::: INFORMATION SUPPLIED :::

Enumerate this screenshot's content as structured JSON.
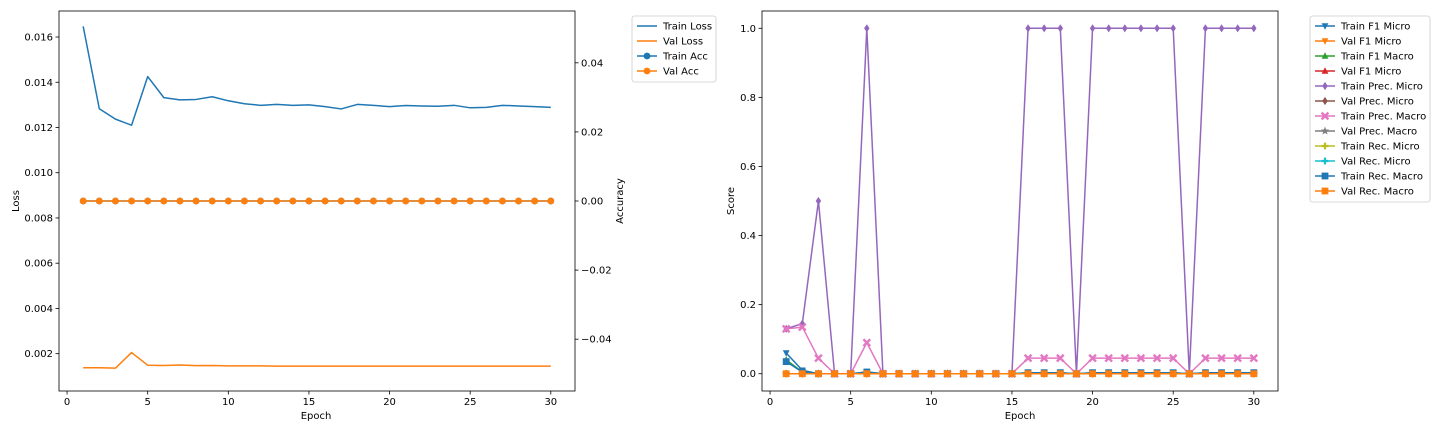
{
  "chart_data": [
    {
      "type": "line",
      "xlabel": "Epoch",
      "ylabel": "Loss",
      "y2label": "Accuracy",
      "xlim": [
        -0.5,
        31.5
      ],
      "ylim": [
        0.00035,
        0.01715
      ],
      "y2lim": [
        -0.055,
        0.055
      ],
      "xticks": [
        0,
        5,
        10,
        15,
        20,
        25,
        30
      ],
      "yticks": [
        0.002,
        0.004,
        0.006,
        0.008,
        0.01,
        0.012,
        0.014,
        0.016
      ],
      "ytick_labels": [
        "0.002",
        "0.004",
        "0.006",
        "0.008",
        "0.010",
        "0.012",
        "0.014",
        "0.016"
      ],
      "y2ticks": [
        -0.04,
        -0.02,
        0.0,
        0.02,
        0.04
      ],
      "y2tick_labels": [
        "−0.04",
        "−0.02",
        "0.00",
        "0.02",
        "0.04"
      ],
      "legend_position": "outside-top-right",
      "x": [
        1,
        2,
        3,
        4,
        5,
        6,
        7,
        8,
        9,
        10,
        11,
        12,
        13,
        14,
        15,
        16,
        17,
        18,
        19,
        20,
        21,
        22,
        23,
        24,
        25,
        26,
        27,
        28,
        29,
        30
      ],
      "series": [
        {
          "name": "Train Loss",
          "axis": "left",
          "color": "#1f77b4",
          "marker": "none",
          "values": [
            0.01647,
            0.01283,
            0.01237,
            0.0121,
            0.01425,
            0.01332,
            0.01322,
            0.01324,
            0.01336,
            0.01318,
            0.01305,
            0.01298,
            0.01302,
            0.01298,
            0.013,
            0.01292,
            0.01282,
            0.01302,
            0.01298,
            0.01292,
            0.01297,
            0.01295,
            0.01294,
            0.01298,
            0.01287,
            0.01289,
            0.01298,
            0.01295,
            0.01292,
            0.01289
          ]
        },
        {
          "name": "Val Loss",
          "axis": "left",
          "color": "#ff7f0e",
          "marker": "none",
          "values": [
            0.00138,
            0.00138,
            0.00136,
            0.00205,
            0.00149,
            0.00148,
            0.0015,
            0.00147,
            0.00148,
            0.00146,
            0.00146,
            0.00146,
            0.00145,
            0.00145,
            0.00145,
            0.00145,
            0.00145,
            0.00145,
            0.00145,
            0.00145,
            0.00145,
            0.00145,
            0.00145,
            0.00145,
            0.00145,
            0.00145,
            0.00145,
            0.00145,
            0.00145,
            0.00145
          ]
        },
        {
          "name": "Train Acc",
          "axis": "right",
          "color": "#1f77b4",
          "marker": "circle",
          "values": [
            0,
            0,
            0,
            0,
            0,
            0,
            0,
            0,
            0,
            0,
            0,
            0,
            0,
            0,
            0,
            0,
            0,
            0,
            0,
            0,
            0,
            0,
            0,
            0,
            0,
            0,
            0,
            0,
            0,
            0
          ]
        },
        {
          "name": "Val Acc",
          "axis": "right",
          "color": "#ff7f0e",
          "marker": "circle",
          "values": [
            0,
            0,
            0,
            0,
            0,
            0,
            0,
            0,
            0,
            0,
            0,
            0,
            0,
            0,
            0,
            0,
            0,
            0,
            0,
            0,
            0,
            0,
            0,
            0,
            0,
            0,
            0,
            0,
            0,
            0
          ]
        }
      ]
    },
    {
      "type": "line",
      "xlabel": "Epoch",
      "ylabel": "Score",
      "xlim": [
        -0.5,
        31.5
      ],
      "ylim": [
        -0.05,
        1.05
      ],
      "xticks": [
        0,
        5,
        10,
        15,
        20,
        25,
        30
      ],
      "yticks": [
        0.0,
        0.2,
        0.4,
        0.6,
        0.8,
        1.0
      ],
      "ytick_labels": [
        "0.0",
        "0.2",
        "0.4",
        "0.6",
        "0.8",
        "1.0"
      ],
      "legend_position": "outside-top-right",
      "x": [
        1,
        2,
        3,
        4,
        5,
        6,
        7,
        8,
        9,
        10,
        11,
        12,
        13,
        14,
        15,
        16,
        17,
        18,
        19,
        20,
        21,
        22,
        23,
        24,
        25,
        26,
        27,
        28,
        29,
        30
      ],
      "series": [
        {
          "name": "Train F1 Micro",
          "color": "#1f77b4",
          "marker": "tri-down",
          "values": [
            0.06,
            0.01,
            0,
            0,
            0,
            0,
            0,
            0,
            0,
            0,
            0,
            0,
            0,
            0,
            0,
            0,
            0,
            0,
            0,
            0,
            0,
            0,
            0,
            0,
            0,
            0,
            0,
            0,
            0,
            0
          ]
        },
        {
          "name": "Val F1 Micro",
          "color": "#ff7f0e",
          "marker": "tri-down",
          "values": [
            0,
            0,
            0,
            0,
            0,
            0,
            0,
            0,
            0,
            0,
            0,
            0,
            0,
            0,
            0,
            0,
            0,
            0,
            0,
            0,
            0,
            0,
            0,
            0,
            0,
            0,
            0,
            0,
            0,
            0
          ]
        },
        {
          "name": "Train F1 Macro",
          "color": "#2ca02c",
          "marker": "tri-up",
          "values": [
            0.04,
            0.005,
            0,
            0,
            0,
            0.005,
            0,
            0,
            0,
            0,
            0,
            0,
            0,
            0,
            0,
            0.003,
            0.003,
            0.003,
            0,
            0.003,
            0.003,
            0.003,
            0.003,
            0.003,
            0.003,
            0,
            0.003,
            0.003,
            0.003,
            0.003
          ]
        },
        {
          "name": "Val F1 Micro",
          "color": "#d62728",
          "marker": "tri-up",
          "values": [
            0,
            0,
            0,
            0,
            0,
            0,
            0,
            0,
            0,
            0,
            0,
            0,
            0,
            0,
            0,
            0,
            0,
            0,
            0,
            0,
            0,
            0,
            0,
            0,
            0,
            0,
            0,
            0,
            0,
            0
          ]
        },
        {
          "name": "Train Prec. Micro",
          "color": "#9467bd",
          "marker": "diamond",
          "values": [
            0.13,
            0.145,
            0.5,
            0,
            0,
            1,
            0,
            0,
            0,
            0,
            0,
            0,
            0,
            0,
            0,
            1,
            1,
            1,
            0,
            1,
            1,
            1,
            1,
            1,
            1,
            0,
            1,
            1,
            1,
            1
          ]
        },
        {
          "name": "Val Prec. Micro",
          "color": "#8c564b",
          "marker": "diamond",
          "values": [
            0,
            0,
            0,
            0,
            0,
            0,
            0,
            0,
            0,
            0,
            0,
            0,
            0,
            0,
            0,
            0,
            0,
            0,
            0,
            0,
            0,
            0,
            0,
            0,
            0,
            0,
            0,
            0,
            0,
            0
          ]
        },
        {
          "name": "Train Prec. Macro",
          "color": "#e377c2",
          "marker": "x",
          "values": [
            0.13,
            0.135,
            0.045,
            0,
            0,
            0.09,
            0,
            0,
            0,
            0,
            0,
            0,
            0,
            0,
            0,
            0.045,
            0.045,
            0.045,
            0,
            0.045,
            0.045,
            0.045,
            0.045,
            0.045,
            0.045,
            0,
            0.045,
            0.045,
            0.045,
            0.045
          ]
        },
        {
          "name": "Val Prec. Macro",
          "color": "#7f7f7f",
          "marker": "star",
          "values": [
            0,
            0,
            0,
            0,
            0,
            0,
            0,
            0,
            0,
            0,
            0,
            0,
            0,
            0,
            0,
            0,
            0,
            0,
            0,
            0,
            0,
            0,
            0,
            0,
            0,
            0,
            0,
            0,
            0,
            0
          ]
        },
        {
          "name": "Train Rec. Micro",
          "color": "#bcbd22",
          "marker": "plus",
          "values": [
            0,
            0,
            0,
            0,
            0,
            0,
            0,
            0,
            0,
            0,
            0,
            0,
            0,
            0,
            0,
            0,
            0,
            0,
            0,
            0,
            0,
            0,
            0,
            0,
            0,
            0,
            0,
            0,
            0,
            0
          ]
        },
        {
          "name": "Val Rec. Micro",
          "color": "#17becf",
          "marker": "plus",
          "values": [
            0,
            0,
            0,
            0,
            0,
            0,
            0,
            0,
            0,
            0,
            0,
            0,
            0,
            0,
            0,
            0,
            0,
            0,
            0,
            0,
            0,
            0,
            0,
            0,
            0,
            0,
            0,
            0,
            0,
            0
          ]
        },
        {
          "name": "Train Rec. Macro",
          "color": "#1f77b4",
          "marker": "square",
          "values": [
            0.035,
            0.005,
            0,
            0,
            0,
            0.005,
            0,
            0,
            0,
            0,
            0,
            0,
            0,
            0,
            0,
            0.003,
            0.003,
            0.003,
            0,
            0.003,
            0.003,
            0.003,
            0.003,
            0.003,
            0.003,
            0,
            0.003,
            0.003,
            0.003,
            0.003
          ]
        },
        {
          "name": "Val Rec. Macro",
          "color": "#ff7f0e",
          "marker": "square",
          "values": [
            0,
            0,
            0,
            0,
            0,
            0,
            0,
            0,
            0,
            0,
            0,
            0,
            0,
            0,
            0,
            0,
            0,
            0,
            0,
            0,
            0,
            0,
            0,
            0,
            0,
            0,
            0,
            0,
            0,
            0
          ]
        }
      ]
    }
  ]
}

:::

*SET EXERCISE*
Search the entries for the word "Micro", then gather every line that has it.

*FINISHED TASK*
          "name": "Train F1 Micro",
          "name": "Val F1 Micro",
          "name": "Val F1 Micro",
          "name": "Train Prec. Micro",
          "name": "Val Prec. Micro",
          "name": "Train Rec. Micro",
          "name": "Val Rec. Micro",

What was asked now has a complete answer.